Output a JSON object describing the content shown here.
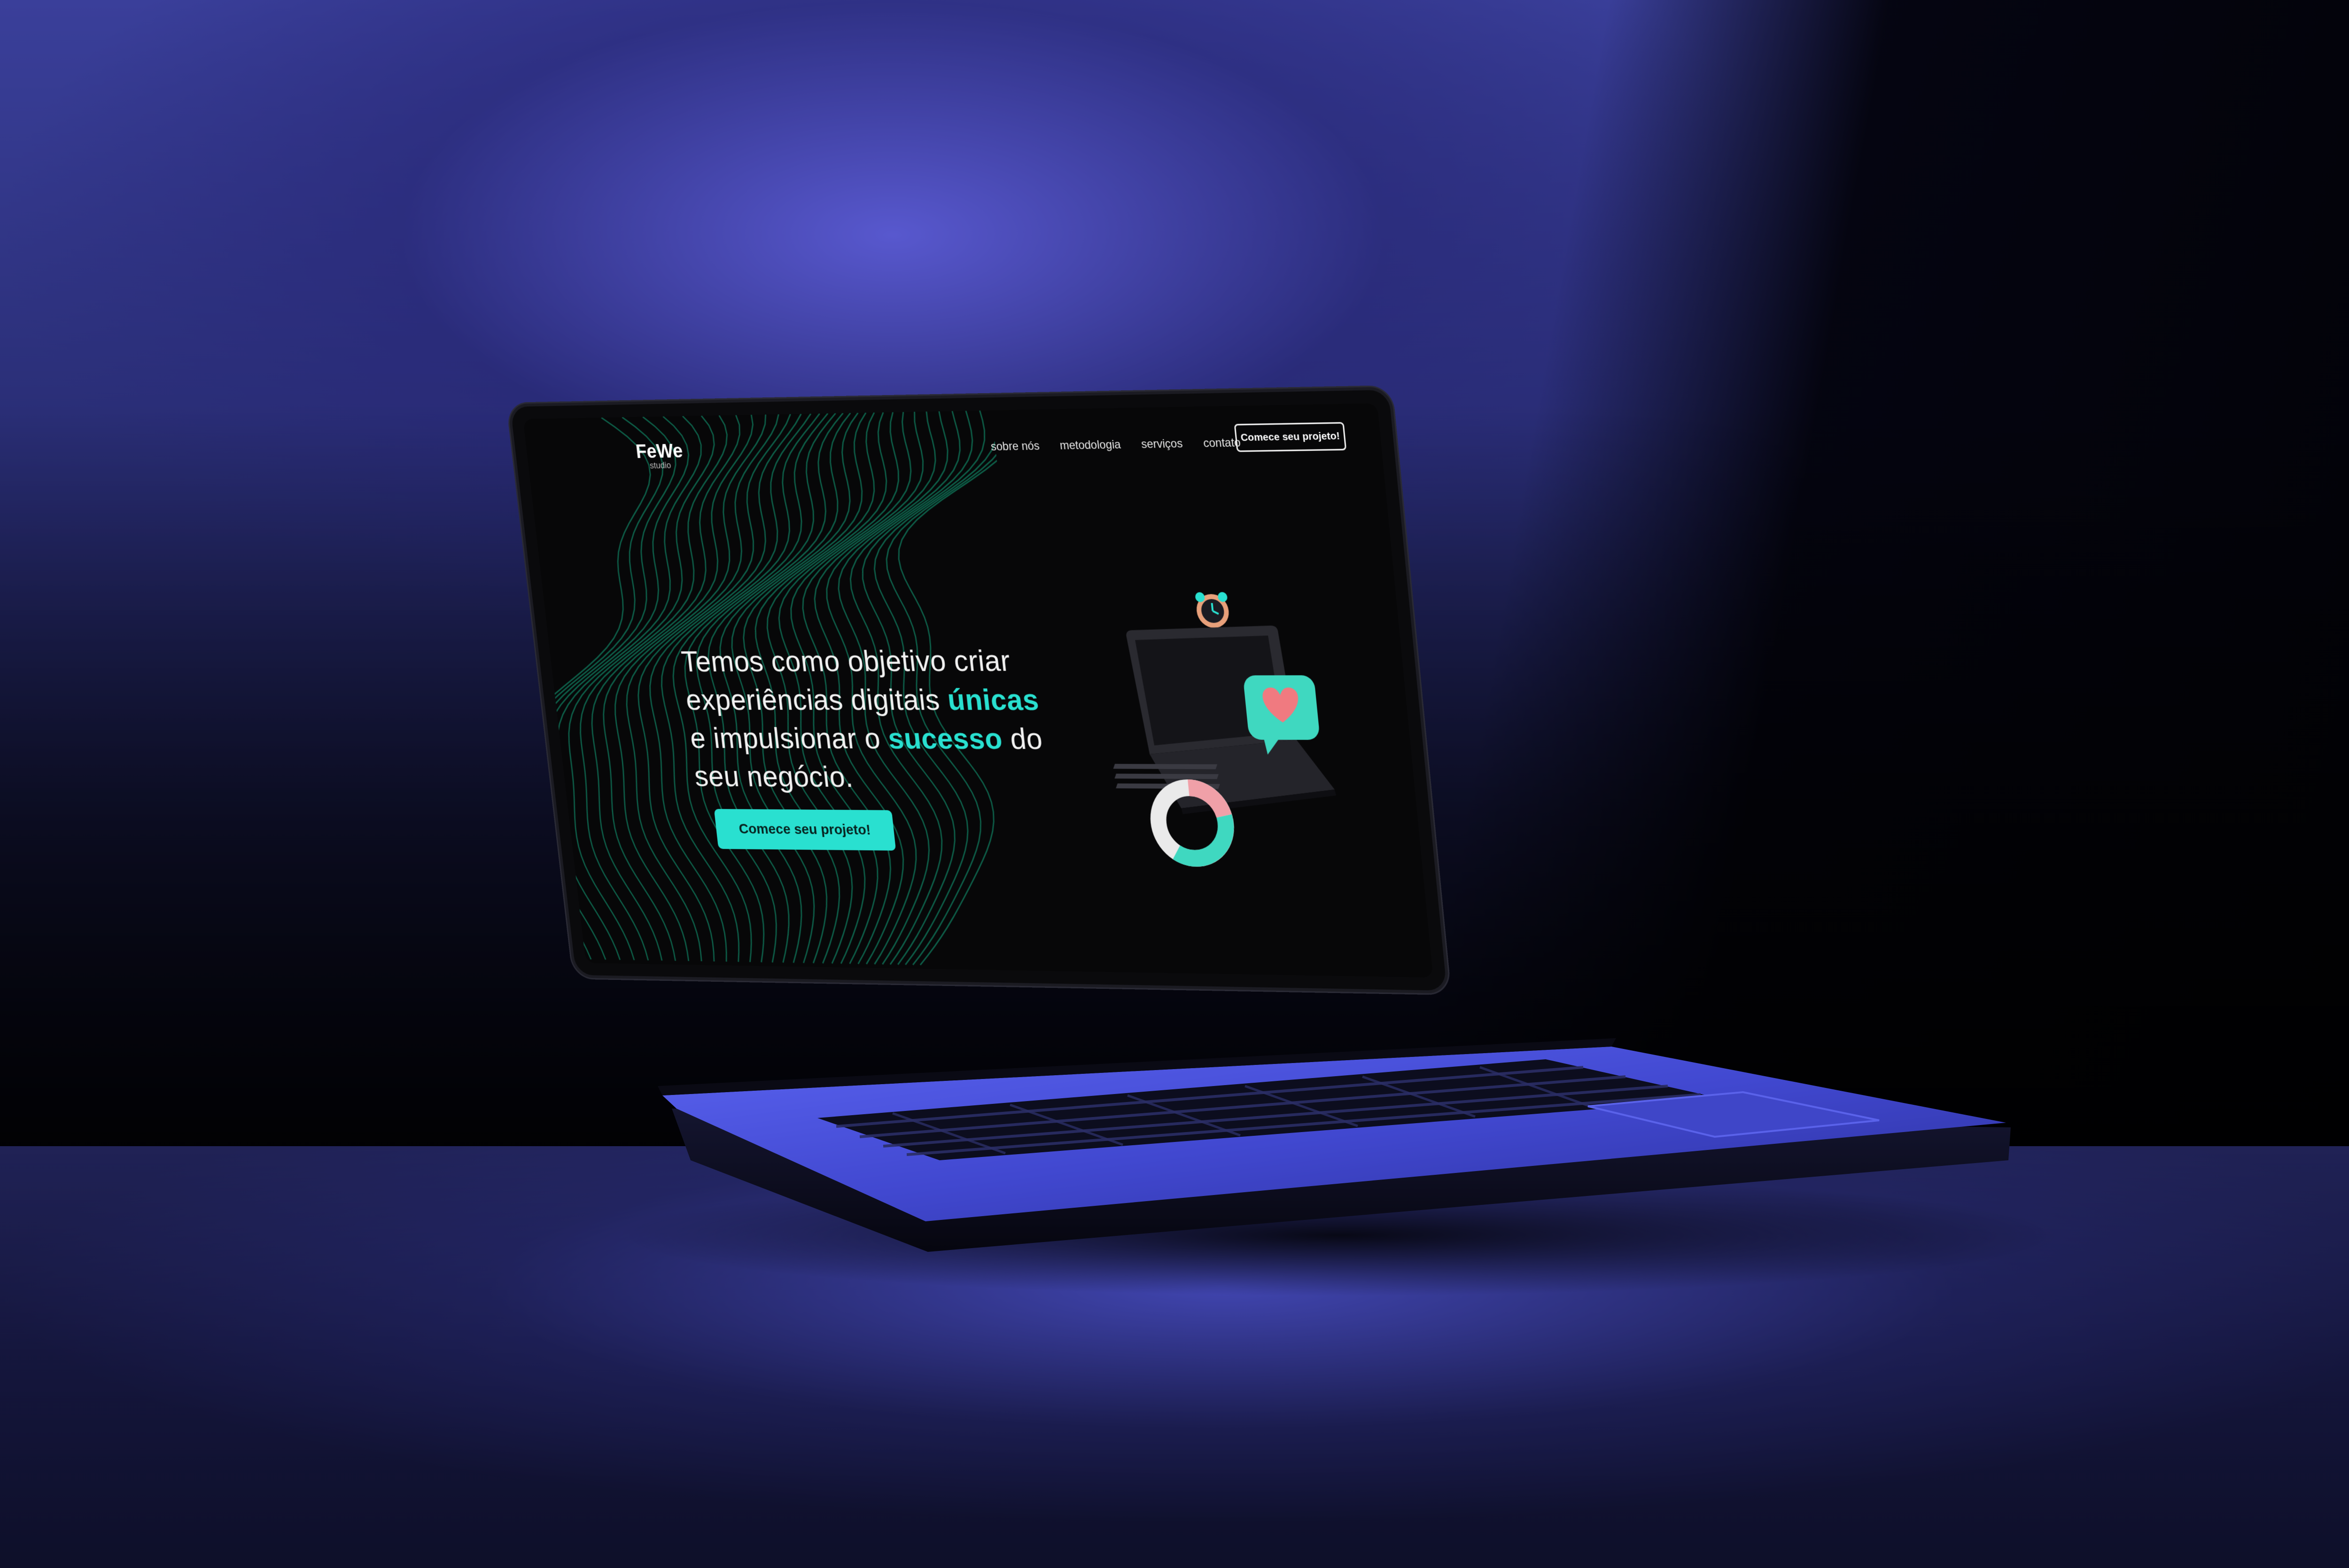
{
  "nav": {
    "logo_name": "FeWe",
    "logo_sub": "studio",
    "links": [
      "sobre nós",
      "metodologia",
      "serviços",
      "contato"
    ],
    "cta_label": "Comece seu projeto!"
  },
  "hero": {
    "line1": "Temos como objetivo criar",
    "line2_pre": "experiências digitais ",
    "line2_hl": "únicas",
    "line3_pre": "e impulsionar o ",
    "line3_hl": "sucesso",
    "line3_post": " do",
    "line4": "seu negócio.",
    "cta_label": "Comece seu projeto!"
  },
  "colors": {
    "accent": "#29e0d0",
    "screen_bg": "#070708",
    "wave_stroke": "#0f6b52",
    "laptop_blue": "#4a52e0"
  },
  "icons": {
    "illustration": "laptop-illustration-icon",
    "clock": "alarm-clock-icon",
    "heart": "heart-speech-bubble-icon",
    "donut": "donut-chart-icon"
  }
}
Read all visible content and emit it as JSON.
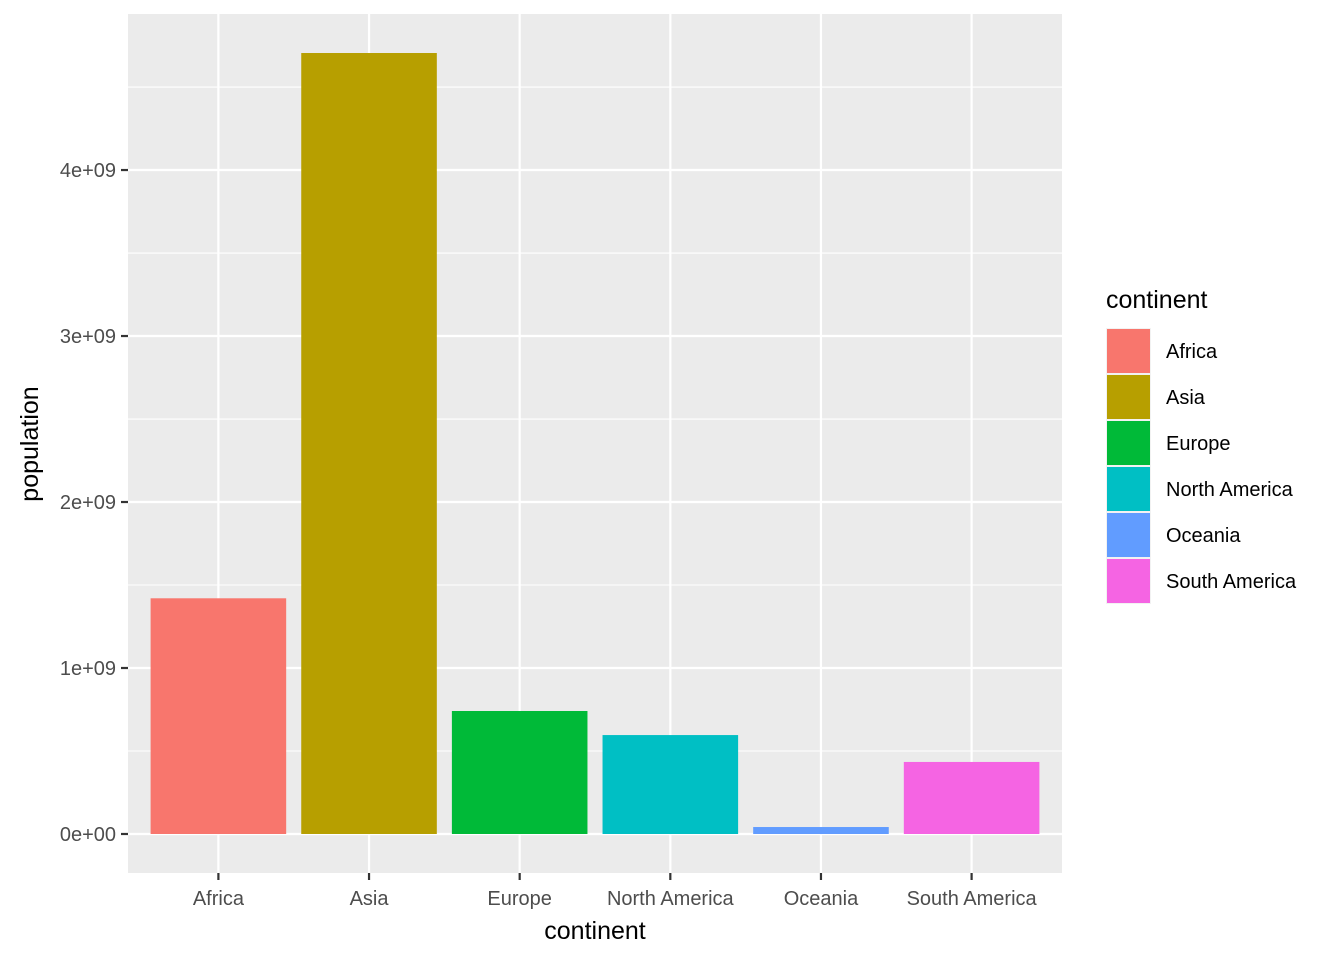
{
  "chart_data": {
    "type": "bar",
    "title": "",
    "xlabel": "continent",
    "ylabel": "population",
    "categories": [
      "Africa",
      "Asia",
      "Europe",
      "North America",
      "Oceania",
      "South America"
    ],
    "values": [
      1420000000,
      4705000000,
      741000000,
      596000000,
      42000000,
      434000000
    ],
    "colors": [
      "#F8766D",
      "#B79F00",
      "#00BA38",
      "#00BFC4",
      "#619CFF",
      "#F564E3"
    ],
    "ylim": [
      -235000000,
      4940000000
    ],
    "yticks": [
      0,
      1000000000,
      2000000000,
      3000000000,
      4000000000
    ],
    "ytick_labels": [
      "0e+00",
      "1e+09",
      "2e+09",
      "3e+09",
      "4e+09"
    ],
    "grid": true,
    "panel_background": "#EBEBEB",
    "legend": {
      "title": "continent",
      "position": "right",
      "entries": [
        "Africa",
        "Asia",
        "Europe",
        "North America",
        "Oceania",
        "South America"
      ]
    }
  }
}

━━━━━━━━━━

## [EXERCISE INSTRUCTIONS]
Quote the material above exactly, from the line holding "Read all visible content and emit it as JSON." through its last line, including both. Omit the pictures.

## [ANSWER TO THIS TASK]
Read all visible content and emit it as JSON.
{
  "chart_data": {
    "type": "bar",
    "title": "",
    "xlabel": "continent",
    "ylabel": "population",
    "categories": [
      "Africa",
      "Asia",
      "Europe",
      "North America",
      "Oceania",
      "South America"
    ],
    "values": [
      1420000000,
      4705000000,
      741000000,
      596000000,
      42000000,
      434000000
    ],
    "colors": [
      "#F8766D",
      "#B79F00",
      "#00BA38",
      "#00BFC4",
      "#619CFF",
      "#F564E3"
    ],
    "ylim": [
      -235000000,
      4940000000
    ],
    "yticks": [
      0,
      1000000000,
      2000000000,
      3000000000,
      4000000000
    ],
    "ytick_labels": [
      "0e+00",
      "1e+09",
      "2e+09",
      "3e+09",
      "4e+09"
    ],
    "grid": true,
    "panel_background": "#EBEBEB",
    "legend": {
      "title": "continent",
      "position": "right",
      "entries": [
        "Africa",
        "Asia",
        "Europe",
        "North America",
        "Oceania",
        "South America"
      ]
    }
  }
}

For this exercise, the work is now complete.